WHAT IS NEEDED: Print verbatim the stretch of lines in the records below from the line containing "das Pf… xyxy=(260,184,716,201)" through the line containing "das Pf… xyxy=(260,199,716,219)", including both of those lines and nothing else.

SUPPLIED MATERIAL:
================

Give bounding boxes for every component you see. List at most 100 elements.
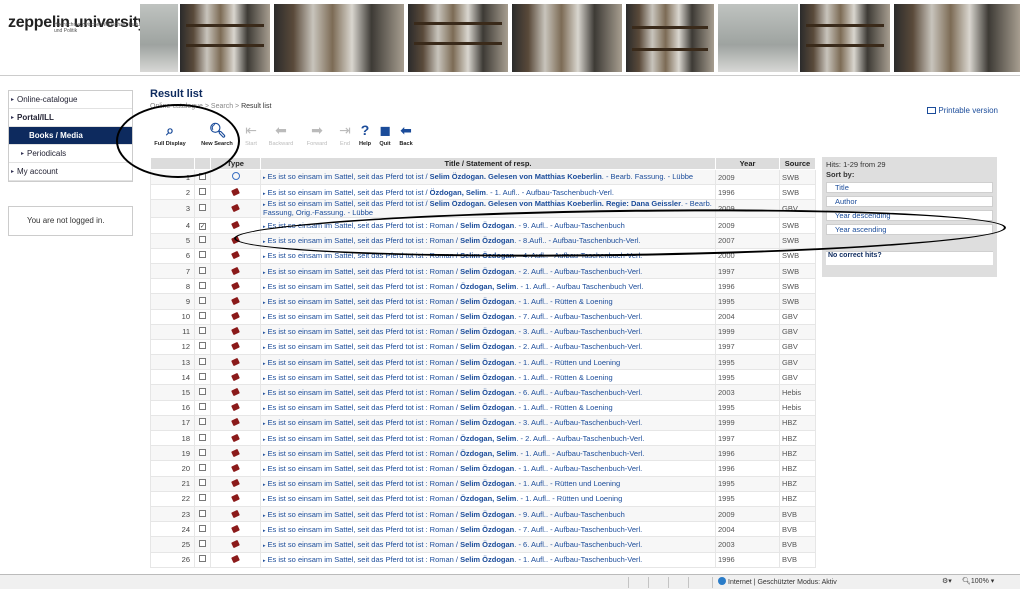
row-title-link[interactable]: ▸ Es ist so einsam im Sattel, seit das Pf… xyxy=(260,184,716,201)
row-title-link[interactable]: ▸ Es ist so einsam im Sattel, seit das Pf… xyxy=(260,505,716,523)
table-row[interactable]: 14 ▸ Es ist so einsam im Sattel, seit das … xyxy=(150,369,816,386)
table-row[interactable]: 24 ▸ Es ist so einsam im Sattel, seit das … xyxy=(150,521,816,538)
protected-mode-icon[interactable]: ⚙▾ xyxy=(942,577,952,585)
back-button[interactable]: ⬅ Back xyxy=(396,122,416,147)
row-checkbox[interactable] xyxy=(199,524,206,532)
start-button[interactable]: ⇤ Start xyxy=(240,122,262,147)
help-button[interactable]: ? Help xyxy=(356,122,374,147)
table-row[interactable]: 7 ▸ Es ist so einsam im Sattel, seit das P… xyxy=(150,262,816,280)
row-title-link[interactable]: ▸ Es ist so einsam im Sattel, seit das Pf… xyxy=(260,232,716,249)
row-title-link[interactable]: ▸ Es ist so einsam im Sattel, seit das Pf… xyxy=(260,460,716,477)
breadcrumb-search[interactable]: Search xyxy=(211,103,233,110)
table-row[interactable]: 16 ▸ Es ist so einsam im Sattel, seit das … xyxy=(150,399,816,416)
row-title-link[interactable]: ▸ Es ist so einsam im Sattel, seit das Pf… xyxy=(260,199,716,219)
row-title-link[interactable]: ▸ Es ist so einsam im Sattel, seit das Pf… xyxy=(260,414,716,432)
row-checkbox[interactable] xyxy=(199,539,206,547)
table-row[interactable]: 11 ▸ Es ist so einsam im Sattel, seit das … xyxy=(150,323,816,340)
table-row[interactable]: 12 ▸ Es ist so einsam im Sattel, seit das … xyxy=(150,338,816,356)
row-title-link[interactable]: ▸ Es ist so einsam im Sattel, seit das Pf… xyxy=(260,323,716,340)
row-title-link[interactable]: ▸ Es ist so einsam im Sattel, seit das Pf… xyxy=(260,490,716,507)
row-title-link[interactable]: ▸ Es ist so einsam im Sattel, seit das Pf… xyxy=(260,475,716,492)
sidebar-item-my-account[interactable]: ▸ My account xyxy=(9,163,132,181)
row-title-link[interactable]: ▸ Es ist so einsam im Sattel, seit das Pf… xyxy=(260,217,716,234)
row-checkbox[interactable] xyxy=(199,403,206,411)
new-search-button[interactable]: 🔍︎ New Search xyxy=(196,122,238,147)
row-checkbox[interactable] xyxy=(199,204,206,212)
row-checkbox[interactable] xyxy=(199,296,206,304)
row-checkbox[interactable] xyxy=(199,479,206,487)
table-row[interactable]: 25 ▸ Es ist so einsam im Sattel, seit das … xyxy=(150,536,816,553)
row-title-link[interactable]: ▸ Es ist so einsam im Sattel, seit das Pf… xyxy=(260,369,716,386)
table-row[interactable]: 6 ▸ Es ist so einsam im Sattel, seit das P… xyxy=(150,247,816,264)
table-row[interactable]: 9 ▸ Es ist so einsam im Sattel, seit das P… xyxy=(150,293,816,310)
breadcrumb-online-catalogue[interactable]: Online-catalogue xyxy=(150,103,203,110)
no-correct-hits-link[interactable]: No correct hits? xyxy=(826,251,993,265)
sidebar-item-portal-ill[interactable]: ▸ Portal/ILL xyxy=(9,109,132,127)
row-checkbox[interactable] xyxy=(199,388,206,396)
sidebar-item-books-media[interactable]: Books / Media xyxy=(9,127,132,145)
row-checkbox[interactable] xyxy=(199,448,206,456)
row-title-link[interactable]: ▸ Es ist so einsam im Sattel, seit das Pf… xyxy=(260,429,716,447)
printable-version-link[interactable]: Printable version xyxy=(927,106,998,115)
row-title-link[interactable]: ▸ Es ist so einsam im Sattel, seit das Pf… xyxy=(260,399,716,416)
table-row[interactable]: 17 ▸ Es ist so einsam im Sattel, seit das … xyxy=(150,414,816,432)
row-title-link[interactable]: ▸ Es ist so einsam im Sattel, seit das Pf… xyxy=(260,168,716,186)
backward-button[interactable]: ⬅ Backward xyxy=(264,122,298,147)
row-checkbox[interactable] xyxy=(199,266,206,274)
row-checkbox[interactable] xyxy=(199,236,206,244)
sort-option-year-descending[interactable]: Year descending xyxy=(826,210,993,221)
table-row[interactable]: 8 ▸ Es ist so einsam im Sattel, seit das P… xyxy=(150,278,816,295)
row-checkbox[interactable] xyxy=(199,281,206,289)
table-row[interactable]: 2 ▸ Es ist so einsam im Sattel, seit das P… xyxy=(150,184,816,201)
row-checkbox[interactable] xyxy=(199,312,206,320)
row-title-link[interactable]: ▸ Es ist so einsam im Sattel, seit das Pf… xyxy=(260,338,716,356)
table-row[interactable]: 22 ▸ Es ist so einsam im Sattel, seit das … xyxy=(150,490,816,507)
row-checkbox[interactable] xyxy=(199,418,206,426)
table-row[interactable]: 5 ▸ Es ist so einsam im Sattel, seit das P… xyxy=(150,232,816,249)
row-checkbox[interactable] xyxy=(199,357,206,365)
sidebar-item-online-catalogue[interactable]: ▸ Online-catalogue xyxy=(9,91,132,109)
row-checkbox[interactable] xyxy=(199,187,206,195)
col-title-header[interactable]: Title / Statement of resp. xyxy=(260,157,716,170)
table-row[interactable]: 18 ▸ Es ist so einsam im Sattel, seit das … xyxy=(150,429,816,447)
sort-option-author[interactable]: Author xyxy=(826,196,993,207)
table-row[interactable]: 1 ▸ Es ist so einsam im Sattel, seit das P… xyxy=(150,168,816,186)
row-checkbox[interactable]: ✓ xyxy=(199,222,206,230)
table-row[interactable]: 21 ▸ Es ist so einsam im Sattel, seit das … xyxy=(150,475,816,492)
row-checkbox[interactable] xyxy=(199,327,206,335)
row-title-link[interactable]: ▸ Es ist so einsam im Sattel, seit das Pf… xyxy=(260,293,716,310)
col-year-header[interactable]: Year xyxy=(715,157,780,170)
row-checkbox[interactable] xyxy=(199,172,206,180)
zoom-level[interactable]: 🔍︎100% ▾ xyxy=(962,577,994,585)
table-row[interactable]: 20 ▸ Es ist so einsam im Sattel, seit das … xyxy=(150,460,816,477)
row-title-link[interactable]: ▸ Es ist so einsam im Sattel, seit das Pf… xyxy=(260,384,716,401)
row-checkbox[interactable] xyxy=(199,463,206,471)
row-checkbox[interactable] xyxy=(199,342,206,350)
row-title-link[interactable]: ▸ Es ist so einsam im Sattel, seit das Pf… xyxy=(260,247,716,264)
table-row[interactable]: 13 ▸ Es ist so einsam im Sattel, seit das … xyxy=(150,354,816,371)
row-checkbox[interactable] xyxy=(199,555,206,563)
full-display-button[interactable]: ⌕ Full Display xyxy=(150,122,190,147)
row-title-link[interactable]: ▸ Es ist so einsam im Sattel, seit das Pf… xyxy=(260,521,716,538)
end-button[interactable]: ⇥ End xyxy=(336,122,354,147)
table-row[interactable]: 15 ▸ Es ist so einsam im Sattel, seit das … xyxy=(150,384,816,401)
row-title-link[interactable]: ▸ Es ist so einsam im Sattel, seit das Pf… xyxy=(260,536,716,553)
row-checkbox[interactable] xyxy=(199,509,206,517)
sidebar-item-periodicals[interactable]: ▸ Periodicals xyxy=(9,145,132,163)
col-type-header[interactable]: Type xyxy=(210,157,261,170)
col-source-header[interactable]: Source xyxy=(779,157,816,170)
security-zone[interactable]: Internet | Geschützter Modus: Aktiv xyxy=(718,577,837,586)
table-row[interactable]: 19 ▸ Es ist so einsam im Sattel, seit das … xyxy=(150,445,816,462)
sort-option-title[interactable]: Title xyxy=(826,182,993,193)
row-checkbox[interactable] xyxy=(199,251,206,259)
quit-button[interactable]: ◼ Quit xyxy=(376,122,394,147)
table-row[interactable]: 26 ▸ Es ist so einsam im Sattel, seit das … xyxy=(150,551,816,568)
table-row[interactable]: 10 ▸ Es ist so einsam im Sattel, seit das … xyxy=(150,308,816,325)
row-checkbox[interactable] xyxy=(199,494,206,502)
row-title-link[interactable]: ▸ Es ist so einsam im Sattel, seit das Pf… xyxy=(260,551,716,568)
table-row[interactable]: 23 ▸ Es ist so einsam im Sattel, seit das … xyxy=(150,505,816,523)
forward-button[interactable]: ➡ Forward xyxy=(302,122,332,147)
row-title-link[interactable]: ▸ Es ist so einsam im Sattel, seit das Pf… xyxy=(260,308,716,325)
row-title-link[interactable]: ▸ Es ist so einsam im Sattel, seit das Pf… xyxy=(260,262,716,280)
table-row[interactable]: 3 ▸ Es ist so einsam im Sattel, seit das P… xyxy=(150,199,816,219)
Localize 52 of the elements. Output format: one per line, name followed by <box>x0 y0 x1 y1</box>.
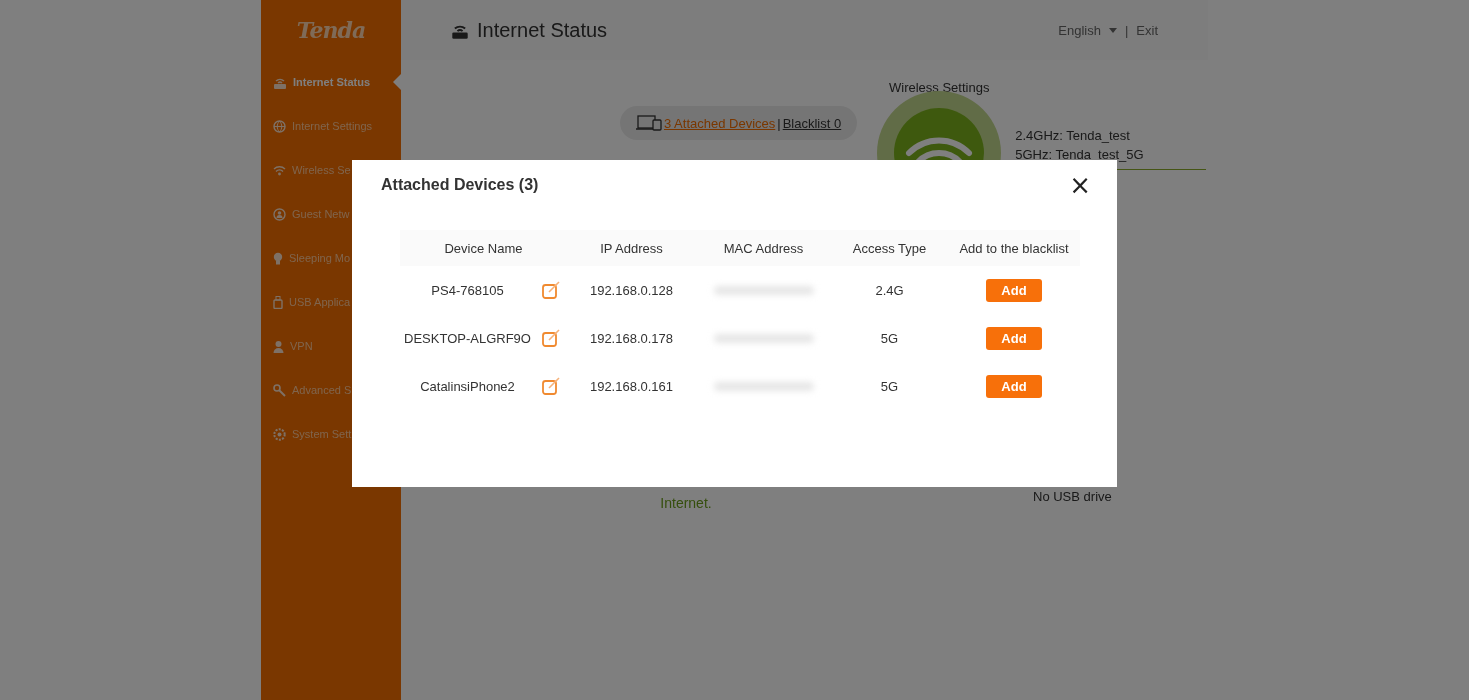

================

COMPLETED EXERCISE:
row-title-link[interactable]: ▸ Es ist so einsam im Sattel, seit das Pf… xyxy=(260,184,716,201)
row-title-link[interactable]: ▸ Es ist so einsam im Sattel, seit das Pf… xyxy=(260,505,716,523)
table-row[interactable]: 14 ▸ Es ist so einsam im Sattel, seit das … xyxy=(150,369,816,386)
table-row[interactable]: 24 ▸ Es ist so einsam im Sattel, seit das … xyxy=(150,521,816,538)
protected-mode-icon[interactable]: ⚙▾ xyxy=(942,577,952,585)
back-button[interactable]: ⬅ Back xyxy=(396,122,416,147)
row-checkbox[interactable] xyxy=(199,524,206,532)
start-button[interactable]: ⇤ Start xyxy=(240,122,262,147)
help-button[interactable]: ? Help xyxy=(356,122,374,147)
table-row[interactable]: 7 ▸ Es ist so einsam im Sattel, seit das P… xyxy=(150,262,816,280)
row-title-link[interactable]: ▸ Es ist so einsam im Sattel, seit das Pf… xyxy=(260,232,716,249)
row-title-link[interactable]: ▸ Es ist so einsam im Sattel, seit das Pf… xyxy=(260,460,716,477)
breadcrumb-search[interactable]: Search xyxy=(211,103,233,110)
table-row[interactable]: 16 ▸ Es ist so einsam im Sattel, seit das … xyxy=(150,399,816,416)
row-title-link[interactable]: ▸ Es ist so einsam im Sattel, seit das Pf… xyxy=(260,199,716,219)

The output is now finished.